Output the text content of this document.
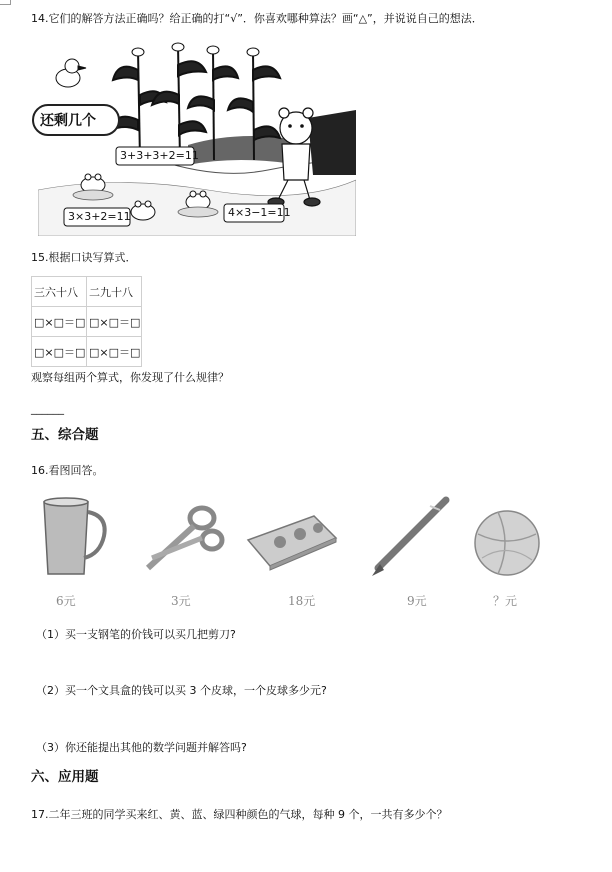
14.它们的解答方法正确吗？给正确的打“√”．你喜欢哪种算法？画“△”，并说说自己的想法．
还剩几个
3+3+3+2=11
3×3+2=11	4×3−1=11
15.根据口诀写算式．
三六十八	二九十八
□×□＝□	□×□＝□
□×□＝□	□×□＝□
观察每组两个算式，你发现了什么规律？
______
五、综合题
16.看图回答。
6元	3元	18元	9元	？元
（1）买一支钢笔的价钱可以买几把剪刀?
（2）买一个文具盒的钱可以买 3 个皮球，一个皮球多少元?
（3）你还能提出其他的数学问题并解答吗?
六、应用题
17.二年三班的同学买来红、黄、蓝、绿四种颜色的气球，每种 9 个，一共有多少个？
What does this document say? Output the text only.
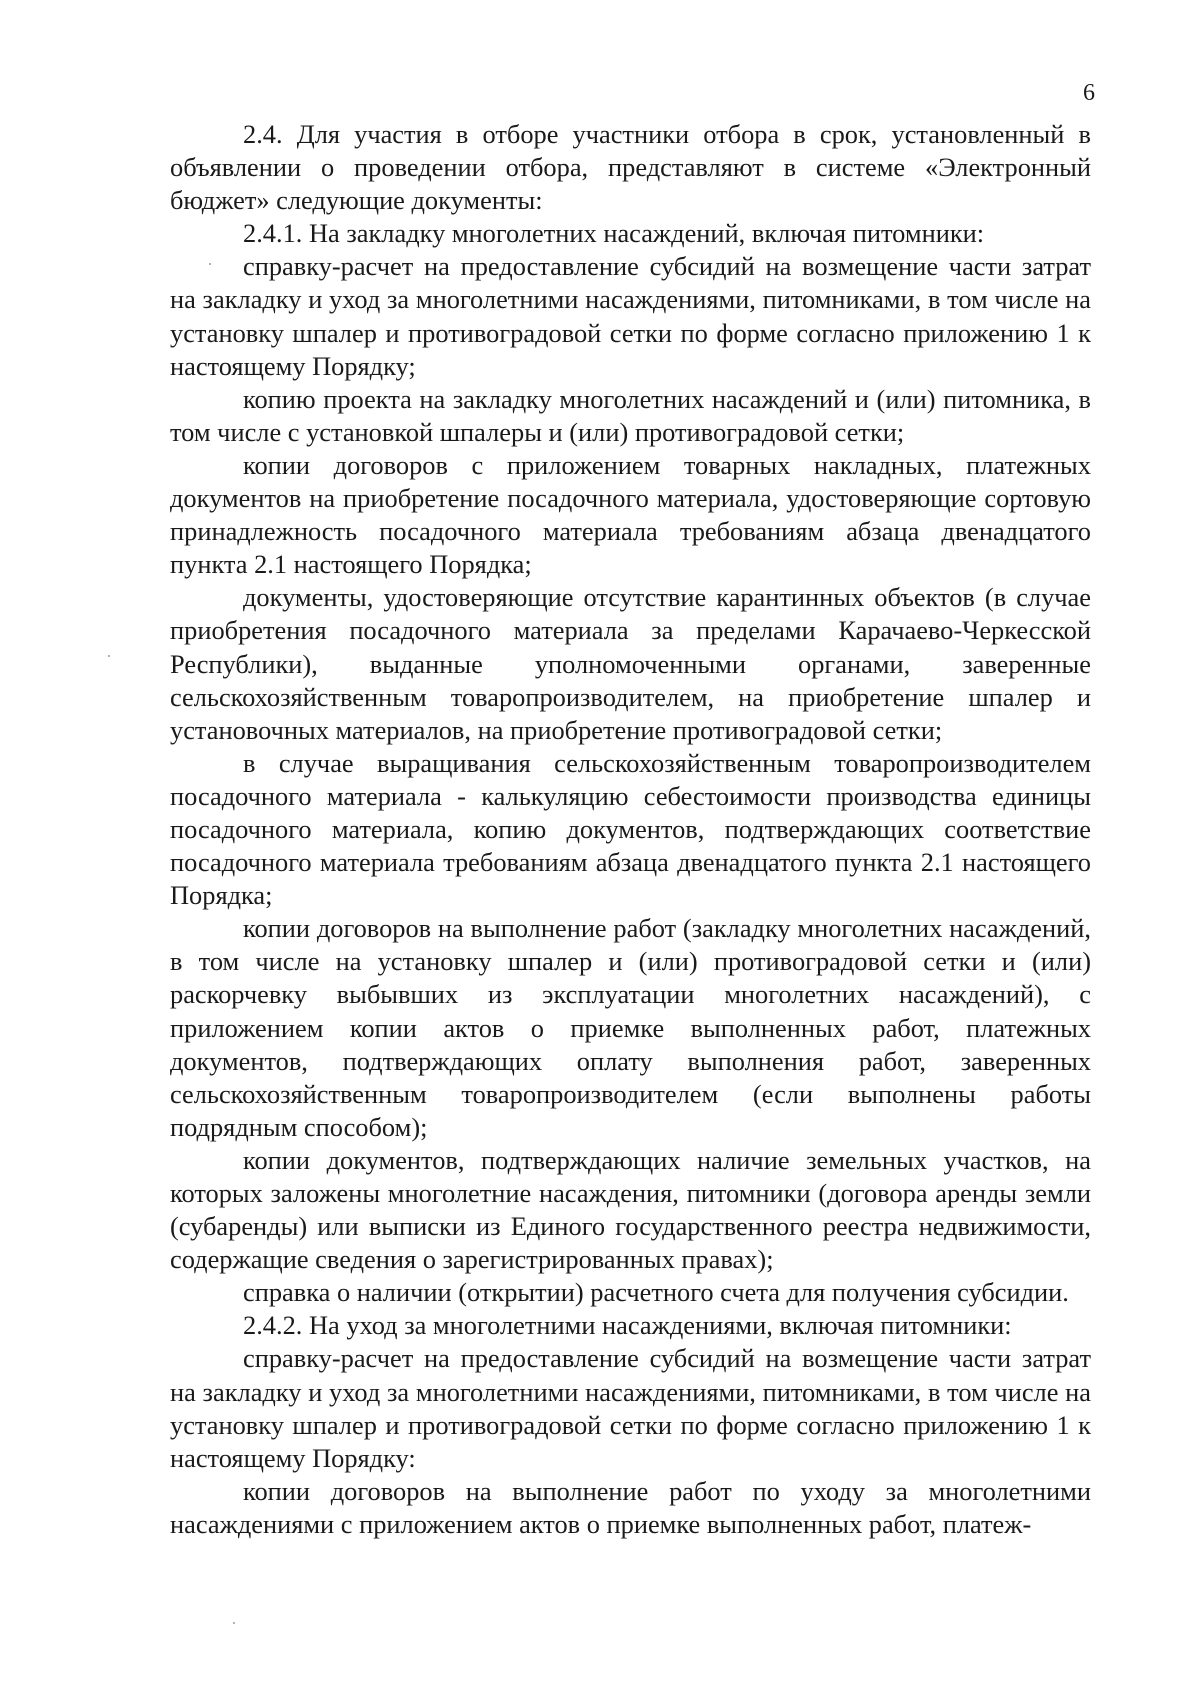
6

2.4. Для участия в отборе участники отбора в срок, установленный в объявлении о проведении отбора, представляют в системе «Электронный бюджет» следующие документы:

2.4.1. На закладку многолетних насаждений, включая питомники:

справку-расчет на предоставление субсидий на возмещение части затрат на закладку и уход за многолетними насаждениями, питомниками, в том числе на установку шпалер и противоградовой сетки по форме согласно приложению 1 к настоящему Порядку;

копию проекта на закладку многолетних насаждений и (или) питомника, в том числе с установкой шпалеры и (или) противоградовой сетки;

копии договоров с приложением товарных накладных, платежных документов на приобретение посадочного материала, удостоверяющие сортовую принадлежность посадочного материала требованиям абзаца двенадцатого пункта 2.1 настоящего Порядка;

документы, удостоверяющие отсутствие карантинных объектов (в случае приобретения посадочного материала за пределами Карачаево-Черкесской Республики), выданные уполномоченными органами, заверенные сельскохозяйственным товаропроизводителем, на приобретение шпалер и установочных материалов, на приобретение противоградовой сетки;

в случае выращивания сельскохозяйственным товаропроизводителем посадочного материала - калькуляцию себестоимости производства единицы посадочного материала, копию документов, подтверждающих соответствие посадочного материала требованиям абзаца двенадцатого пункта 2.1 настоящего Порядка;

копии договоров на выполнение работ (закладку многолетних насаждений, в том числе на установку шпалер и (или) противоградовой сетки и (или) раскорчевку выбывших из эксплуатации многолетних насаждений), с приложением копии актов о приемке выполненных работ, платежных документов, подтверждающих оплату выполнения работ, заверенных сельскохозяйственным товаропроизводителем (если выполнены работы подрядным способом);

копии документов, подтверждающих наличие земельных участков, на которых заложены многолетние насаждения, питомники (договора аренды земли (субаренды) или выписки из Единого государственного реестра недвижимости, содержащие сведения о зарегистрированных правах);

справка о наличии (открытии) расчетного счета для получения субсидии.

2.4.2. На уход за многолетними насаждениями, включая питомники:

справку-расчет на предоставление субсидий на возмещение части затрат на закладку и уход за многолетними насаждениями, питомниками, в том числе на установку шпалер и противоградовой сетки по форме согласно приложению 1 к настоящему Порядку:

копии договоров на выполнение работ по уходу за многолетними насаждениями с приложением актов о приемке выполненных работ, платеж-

————

* TASK PROMPT
Print the records word for word and exclude any picture they hold.

* REPLY
Output the text content of this document.
14.它们的解答方法正确吗？给正确的打“√”．你喜欢哪种算法？画“△”，并说说自己的想法．
还剩几个
3+3+3+2=11
3×3+2=11	4×3−1=11
15.根据口诀写算式．
三六十八	二九十八
□×□＝□	□×□＝□
□×□＝□	□×□＝□
观察每组两个算式，你发现了什么规律？
______
五、综合题
16.看图回答。
6元	3元	18元	9元	？元
（1）买一支钢笔的价钱可以买几把剪刀?
（2）买一个文具盒的钱可以买 3 个皮球，一个皮球多少元?
（3）你还能提出其他的数学问题并解答吗?
六、应用题
17.二年三班的同学买来红、黄、蓝、绿四种颜色的气球，每种 9 个，一共有多少个？
What does this document say? Output the text only.
6

2.4. Для участия в отборе участники отбора в срок, установленный в объявлении о проведении отбора, представляют в системе «Электронный бюджет» следующие документы:

2.4.1. На закладку многолетних насаждений, включая питомники:

справку-расчет на предоставление субсидий на возмещение части затрат на закладку и уход за многолетними насаждениями, питомниками, в том числе на установку шпалер и противоградовой сетки по форме согласно приложению 1 к настоящему Порядку;

копию проекта на закладку многолетних насаждений и (или) питомника, в том числе с установкой шпалеры и (или) противоградовой сетки;

копии договоров с приложением товарных накладных, платежных документов на приобретение посадочного материала, удостоверяющие сортовую принадлежность посадочного материала требованиям абзаца двенадцатого пункта 2.1 настоящего Порядка;

документы, удостоверяющие отсутствие карантинных объектов (в случае приобретения посадочного материала за пределами Карачаево-Черкесской Республики), выданные уполномоченными органами, заверенные сельскохозяйственным товаропроизводителем, на приобретение шпалер и установочных материалов, на приобретение противоградовой сетки;

в случае выращивания сельскохозяйственным товаропроизводителем посадочного материала - калькуляцию себестоимости производства единицы посадочного материала, копию документов, подтверждающих соответствие посадочного материала требованиям абзаца двенадцатого пункта 2.1 настоящего Порядка;

копии договоров на выполнение работ (закладку многолетних насаждений, в том числе на установку шпалер и (или) противоградовой сетки и (или) раскорчевку выбывших из эксплуатации многолетних насаждений), с приложением копии актов о приемке выполненных работ, платежных документов, подтверждающих оплату выполнения работ, заверенных сельскохозяйственным товаропроизводителем (если выполнены работы подрядным способом);

копии документов, подтверждающих наличие земельных участков, на которых заложены многолетние насаждения, питомники (договора аренды земли (субаренды) или выписки из Единого государственного реестра недвижимости, содержащие сведения о зарегистрированных правах);

справка о наличии (открытии) расчетного счета для получения субсидии.

2.4.2. На уход за многолетними насаждениями, включая питомники:

справку-расчет на предоставление субсидий на возмещение части затрат на закладку и уход за многолетними насаждениями, питомниками, в том числе на установку шпалер и противоградовой сетки по форме согласно приложению 1 к настоящему Порядку:

копии договоров на выполнение работ по уходу за многолетними насаждениями с приложением актов о приемке выполненных работ, платеж-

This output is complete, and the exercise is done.